● **Stated problem**
Write out the full listing again, exactly as it stands.

=-=-=

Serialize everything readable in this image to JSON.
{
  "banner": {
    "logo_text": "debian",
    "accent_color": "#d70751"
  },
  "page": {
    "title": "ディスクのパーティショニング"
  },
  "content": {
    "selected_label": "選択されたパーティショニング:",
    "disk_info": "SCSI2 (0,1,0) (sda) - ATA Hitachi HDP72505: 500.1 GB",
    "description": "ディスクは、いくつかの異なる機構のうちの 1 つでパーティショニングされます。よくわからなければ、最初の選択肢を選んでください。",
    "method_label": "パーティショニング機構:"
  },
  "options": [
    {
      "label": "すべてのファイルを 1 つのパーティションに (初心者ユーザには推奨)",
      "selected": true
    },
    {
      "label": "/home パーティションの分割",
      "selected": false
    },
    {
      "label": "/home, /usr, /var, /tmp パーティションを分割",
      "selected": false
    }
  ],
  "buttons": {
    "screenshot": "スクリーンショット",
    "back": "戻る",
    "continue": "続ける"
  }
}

=-=-=

● **Solution for this exercise**
Serialize everything readable in this image to JSON.
{
  "banner": {
    "logo_text": "debian",
    "accent_color": "#d70751"
  },
  "page": {
    "title": "ディスクのパーティショニング"
  },
  "content": {
    "selected_label": "選択されたパーティショニング:",
    "disk_info": "SCSI2 (0,1,0) (sda) - ATA Hitachi HDP72505: 500.1 GB",
    "description": "ディスクは、いくつかの異なる機構のうちの 1 つでパーティショニングされます。よくわからなければ、最初の選択肢を選んでください。",
    "method_label": "パーティショニング機構:"
  },
  "options": [
    {
      "label": "すべてのファイルを 1 つのパーティションに (初心者ユーザには推奨)",
      "selected": true
    },
    {
      "label": "/home パーティションの分割",
      "selected": false
    },
    {
      "label": "/home, /usr, /var, /tmp パーティションを分割",
      "selected": false
    }
  ],
  "buttons": {
    "screenshot": "スクリーンショット",
    "back": "戻る",
    "continue": "続ける"
  }
}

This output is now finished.